Exercise directions:
Print every line of the material below verbatim, changing nothing.

Records for this task:

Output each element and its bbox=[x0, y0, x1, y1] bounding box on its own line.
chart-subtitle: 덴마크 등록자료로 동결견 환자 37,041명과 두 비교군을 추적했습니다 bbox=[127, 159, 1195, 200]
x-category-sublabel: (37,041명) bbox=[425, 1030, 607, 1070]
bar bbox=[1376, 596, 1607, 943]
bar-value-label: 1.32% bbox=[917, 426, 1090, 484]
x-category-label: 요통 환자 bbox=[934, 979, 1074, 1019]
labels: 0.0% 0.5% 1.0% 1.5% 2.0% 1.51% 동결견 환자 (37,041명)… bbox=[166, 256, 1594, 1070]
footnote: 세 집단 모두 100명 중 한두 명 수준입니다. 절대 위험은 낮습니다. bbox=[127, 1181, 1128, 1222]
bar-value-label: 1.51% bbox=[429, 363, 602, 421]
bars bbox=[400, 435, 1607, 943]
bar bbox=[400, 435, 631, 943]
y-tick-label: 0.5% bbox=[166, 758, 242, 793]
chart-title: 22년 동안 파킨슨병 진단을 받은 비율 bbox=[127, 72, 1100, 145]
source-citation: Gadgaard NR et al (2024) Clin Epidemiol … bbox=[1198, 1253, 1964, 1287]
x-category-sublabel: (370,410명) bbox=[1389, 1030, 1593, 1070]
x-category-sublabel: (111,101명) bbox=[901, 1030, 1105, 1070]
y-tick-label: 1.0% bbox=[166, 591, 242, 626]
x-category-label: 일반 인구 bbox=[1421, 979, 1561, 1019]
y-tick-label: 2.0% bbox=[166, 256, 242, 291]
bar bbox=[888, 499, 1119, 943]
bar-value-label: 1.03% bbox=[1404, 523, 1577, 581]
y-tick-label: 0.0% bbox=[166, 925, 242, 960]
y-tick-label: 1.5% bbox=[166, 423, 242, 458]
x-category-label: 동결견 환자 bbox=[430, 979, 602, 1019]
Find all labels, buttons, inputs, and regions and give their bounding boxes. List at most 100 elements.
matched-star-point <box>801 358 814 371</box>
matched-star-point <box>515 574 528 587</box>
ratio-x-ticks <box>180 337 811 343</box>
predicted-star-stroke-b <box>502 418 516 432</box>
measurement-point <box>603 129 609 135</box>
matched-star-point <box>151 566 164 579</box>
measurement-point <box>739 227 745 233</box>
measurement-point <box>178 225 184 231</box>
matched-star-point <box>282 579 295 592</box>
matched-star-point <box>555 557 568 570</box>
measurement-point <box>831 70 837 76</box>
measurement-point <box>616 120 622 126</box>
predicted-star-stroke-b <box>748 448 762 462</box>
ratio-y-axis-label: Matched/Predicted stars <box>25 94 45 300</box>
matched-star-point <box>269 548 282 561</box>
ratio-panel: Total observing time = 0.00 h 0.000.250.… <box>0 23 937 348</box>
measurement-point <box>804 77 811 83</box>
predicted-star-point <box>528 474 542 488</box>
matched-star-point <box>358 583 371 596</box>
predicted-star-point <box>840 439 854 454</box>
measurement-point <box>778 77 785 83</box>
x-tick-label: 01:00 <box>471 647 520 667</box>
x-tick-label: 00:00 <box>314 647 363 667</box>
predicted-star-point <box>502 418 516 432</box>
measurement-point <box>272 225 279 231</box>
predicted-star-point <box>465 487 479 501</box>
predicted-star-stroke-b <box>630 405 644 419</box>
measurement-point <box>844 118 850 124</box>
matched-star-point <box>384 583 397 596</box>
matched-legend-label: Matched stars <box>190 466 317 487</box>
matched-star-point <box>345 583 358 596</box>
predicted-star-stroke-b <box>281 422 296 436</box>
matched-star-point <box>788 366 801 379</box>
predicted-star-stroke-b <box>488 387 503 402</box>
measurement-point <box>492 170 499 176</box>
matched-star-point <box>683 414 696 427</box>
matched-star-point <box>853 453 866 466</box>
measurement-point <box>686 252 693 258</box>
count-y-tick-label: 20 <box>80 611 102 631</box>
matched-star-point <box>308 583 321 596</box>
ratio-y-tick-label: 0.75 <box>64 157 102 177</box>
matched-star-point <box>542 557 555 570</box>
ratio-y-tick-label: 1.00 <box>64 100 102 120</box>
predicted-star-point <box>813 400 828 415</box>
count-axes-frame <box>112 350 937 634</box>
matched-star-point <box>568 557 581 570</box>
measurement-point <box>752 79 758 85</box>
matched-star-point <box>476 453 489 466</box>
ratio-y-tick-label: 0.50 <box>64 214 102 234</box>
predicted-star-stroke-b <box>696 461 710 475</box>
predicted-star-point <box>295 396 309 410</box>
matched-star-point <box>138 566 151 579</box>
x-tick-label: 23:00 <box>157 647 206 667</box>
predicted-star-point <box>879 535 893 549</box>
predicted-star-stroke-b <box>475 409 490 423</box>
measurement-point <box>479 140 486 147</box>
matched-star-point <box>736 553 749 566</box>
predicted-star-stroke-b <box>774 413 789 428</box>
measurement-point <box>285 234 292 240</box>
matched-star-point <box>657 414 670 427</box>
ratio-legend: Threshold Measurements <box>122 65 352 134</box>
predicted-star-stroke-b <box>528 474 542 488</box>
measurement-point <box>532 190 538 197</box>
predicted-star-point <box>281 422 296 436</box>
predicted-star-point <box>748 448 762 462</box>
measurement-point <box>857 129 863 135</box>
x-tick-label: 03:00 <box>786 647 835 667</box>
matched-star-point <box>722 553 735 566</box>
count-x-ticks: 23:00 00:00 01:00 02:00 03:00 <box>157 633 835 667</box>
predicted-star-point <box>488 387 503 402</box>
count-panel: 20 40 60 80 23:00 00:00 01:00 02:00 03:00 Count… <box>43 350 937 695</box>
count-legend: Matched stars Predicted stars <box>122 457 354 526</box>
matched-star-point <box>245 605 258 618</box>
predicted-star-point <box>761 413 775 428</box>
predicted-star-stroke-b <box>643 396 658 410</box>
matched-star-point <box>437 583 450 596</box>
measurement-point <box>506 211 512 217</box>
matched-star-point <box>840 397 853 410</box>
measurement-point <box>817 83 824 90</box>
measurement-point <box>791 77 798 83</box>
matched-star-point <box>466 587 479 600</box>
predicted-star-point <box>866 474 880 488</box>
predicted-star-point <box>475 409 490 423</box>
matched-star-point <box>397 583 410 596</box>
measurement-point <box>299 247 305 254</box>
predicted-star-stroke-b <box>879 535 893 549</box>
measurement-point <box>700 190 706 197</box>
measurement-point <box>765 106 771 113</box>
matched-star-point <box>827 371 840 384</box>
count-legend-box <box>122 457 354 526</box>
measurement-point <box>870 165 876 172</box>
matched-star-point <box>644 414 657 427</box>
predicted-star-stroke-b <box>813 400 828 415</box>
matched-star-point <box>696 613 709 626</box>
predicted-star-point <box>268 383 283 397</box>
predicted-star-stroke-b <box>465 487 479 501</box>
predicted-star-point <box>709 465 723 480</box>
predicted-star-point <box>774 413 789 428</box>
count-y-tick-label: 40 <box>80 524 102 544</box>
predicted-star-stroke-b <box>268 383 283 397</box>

Correct answer:
Output each element and its bbox=[x0, y0, x1, y1] bounding box on its own line.
chart-subtitle: 덴마크 등록자료로 동결견 환자 37,041명과 두 비교군을 추적했습니다 bbox=[127, 159, 1195, 200]
x-category-sublabel: (37,041명) bbox=[425, 1030, 607, 1070]
bar bbox=[1376, 596, 1607, 943]
bar-value-label: 1.32% bbox=[917, 426, 1090, 484]
x-category-label: 요통 환자 bbox=[934, 979, 1074, 1019]
labels: 0.0% 0.5% 1.0% 1.5% 2.0% 1.51% 동결견 환자 (37,041명)… bbox=[166, 256, 1594, 1070]
footnote: 세 집단 모두 100명 중 한두 명 수준입니다. 절대 위험은 낮습니다. bbox=[127, 1181, 1128, 1222]
bar-value-label: 1.51% bbox=[429, 363, 602, 421]
bars bbox=[400, 435, 1607, 943]
bar bbox=[400, 435, 631, 943]
y-tick-label: 0.5% bbox=[166, 758, 242, 793]
chart-title: 22년 동안 파킨슨병 진단을 받은 비율 bbox=[127, 72, 1100, 145]
source-citation: Gadgaard NR et al (2024) Clin Epidemiol … bbox=[1198, 1253, 1964, 1287]
x-category-sublabel: (370,410명) bbox=[1389, 1030, 1593, 1070]
x-category-sublabel: (111,101명) bbox=[901, 1030, 1105, 1070]
y-tick-label: 1.0% bbox=[166, 591, 242, 626]
x-category-label: 일반 인구 bbox=[1421, 979, 1561, 1019]
y-tick-label: 2.0% bbox=[166, 256, 242, 291]
bar bbox=[888, 499, 1119, 943]
bar-value-label: 1.03% bbox=[1404, 523, 1577, 581]
y-tick-label: 0.0% bbox=[166, 925, 242, 960]
y-tick-label: 1.5% bbox=[166, 423, 242, 458]
x-category-label: 동결견 환자 bbox=[430, 979, 602, 1019]
Find all labels, buttons, inputs, and regions and give their bounding boxes. List at most 100 elements.
matched-star-point <box>801 358 814 371</box>
matched-star-point <box>515 574 528 587</box>
ratio-x-ticks <box>180 337 811 343</box>
predicted-star-stroke-b <box>502 418 516 432</box>
measurement-point <box>603 129 609 135</box>
matched-star-point <box>151 566 164 579</box>
measurement-point <box>739 227 745 233</box>
measurement-point <box>178 225 184 231</box>
matched-star-point <box>282 579 295 592</box>
matched-star-point <box>555 557 568 570</box>
measurement-point <box>831 70 837 76</box>
measurement-point <box>616 120 622 126</box>
predicted-star-stroke-b <box>748 448 762 462</box>
ratio-y-axis-label: Matched/Predicted stars <box>25 94 45 300</box>
matched-star-point <box>269 548 282 561</box>
ratio-panel: Total observing time = 0.00 h 0.000.250.… <box>0 23 937 348</box>
measurement-point <box>804 77 811 83</box>
predicted-star-point <box>528 474 542 488</box>
matched-star-point <box>358 583 371 596</box>
predicted-star-point <box>840 439 854 454</box>
measurement-point <box>778 77 785 83</box>
x-tick-label: 01:00 <box>471 647 520 667</box>
x-tick-label: 00:00 <box>314 647 363 667</box>
predicted-star-point <box>502 418 516 432</box>
measurement-point <box>272 225 279 231</box>
predicted-star-point <box>465 487 479 501</box>
predicted-star-stroke-b <box>630 405 644 419</box>
measurement-point <box>844 118 850 124</box>
matched-star-point <box>384 583 397 596</box>
matched-legend-label: Matched stars <box>190 466 317 487</box>
matched-star-point <box>345 583 358 596</box>
predicted-star-stroke-b <box>281 422 296 436</box>
matched-star-point <box>788 366 801 379</box>
predicted-star-stroke-b <box>488 387 503 402</box>
measurement-point <box>492 170 499 176</box>
matched-star-point <box>683 414 696 427</box>
matched-star-point <box>853 453 866 466</box>
measurement-point <box>686 252 693 258</box>
count-y-tick-label: 20 <box>80 611 102 631</box>
matched-star-point <box>308 583 321 596</box>
ratio-y-tick-label: 0.75 <box>64 157 102 177</box>
matched-star-point <box>542 557 555 570</box>
ratio-y-tick-label: 1.00 <box>64 100 102 120</box>
predicted-star-point <box>813 400 828 415</box>
count-axes-frame <box>112 350 937 634</box>
matched-star-point <box>568 557 581 570</box>
measurement-point <box>752 79 758 85</box>
matched-star-point <box>476 453 489 466</box>
ratio-y-tick-label: 0.50 <box>64 214 102 234</box>
predicted-star-stroke-b <box>696 461 710 475</box>
predicted-star-point <box>295 396 309 410</box>
matched-star-point <box>138 566 151 579</box>
x-tick-label: 23:00 <box>157 647 206 667</box>
predicted-star-point <box>879 535 893 549</box>
predicted-star-stroke-b <box>475 409 490 423</box>
measurement-point <box>479 140 486 147</box>
matched-star-point <box>736 553 749 566</box>
predicted-star-stroke-b <box>774 413 789 428</box>
measurement-point <box>285 234 292 240</box>
matched-star-point <box>657 414 670 427</box>
ratio-legend: Threshold Measurements <box>122 65 352 134</box>
predicted-star-stroke-b <box>528 474 542 488</box>
measurement-point <box>532 190 538 197</box>
predicted-star-point <box>281 422 296 436</box>
predicted-star-point <box>748 448 762 462</box>
measurement-point <box>857 129 863 135</box>
x-tick-label: 03:00 <box>786 647 835 667</box>
matched-star-point <box>722 553 735 566</box>
count-x-ticks: 23:00 00:00 01:00 02:00 03:00 <box>157 633 835 667</box>
predicted-star-point <box>488 387 503 402</box>
count-panel: 20 40 60 80 23:00 00:00 01:00 02:00 03:00 Count… <box>43 350 937 695</box>
count-legend: Matched stars Predicted stars <box>122 457 354 526</box>
matched-star-point <box>245 605 258 618</box>
predicted-star-point <box>761 413 775 428</box>
predicted-star-stroke-b <box>643 396 658 410</box>
matched-star-point <box>437 583 450 596</box>
measurement-point <box>506 211 512 217</box>
matched-star-point <box>840 397 853 410</box>
measurement-point <box>817 83 824 90</box>
measurement-point <box>791 77 798 83</box>
matched-star-point <box>466 587 479 600</box>
predicted-star-point <box>866 474 880 488</box>
predicted-star-point <box>475 409 490 423</box>
matched-star-point <box>397 583 410 596</box>
measurement-point <box>299 247 305 254</box>
predicted-star-stroke-b <box>879 535 893 549</box>
measurement-point <box>700 190 706 197</box>
measurement-point <box>765 106 771 113</box>
matched-star-point <box>827 371 840 384</box>
count-legend-box <box>122 457 354 526</box>
measurement-point <box>870 165 876 172</box>
matched-star-point <box>644 414 657 427</box>
predicted-star-stroke-b <box>813 400 828 415</box>
matched-star-point <box>696 613 709 626</box>
predicted-star-point <box>268 383 283 397</box>
predicted-star-stroke-b <box>465 487 479 501</box>
predicted-star-point <box>709 465 723 480</box>
predicted-star-point <box>774 413 789 428</box>
count-y-tick-label: 40 <box>80 524 102 544</box>
predicted-star-stroke-b <box>268 383 283 397</box>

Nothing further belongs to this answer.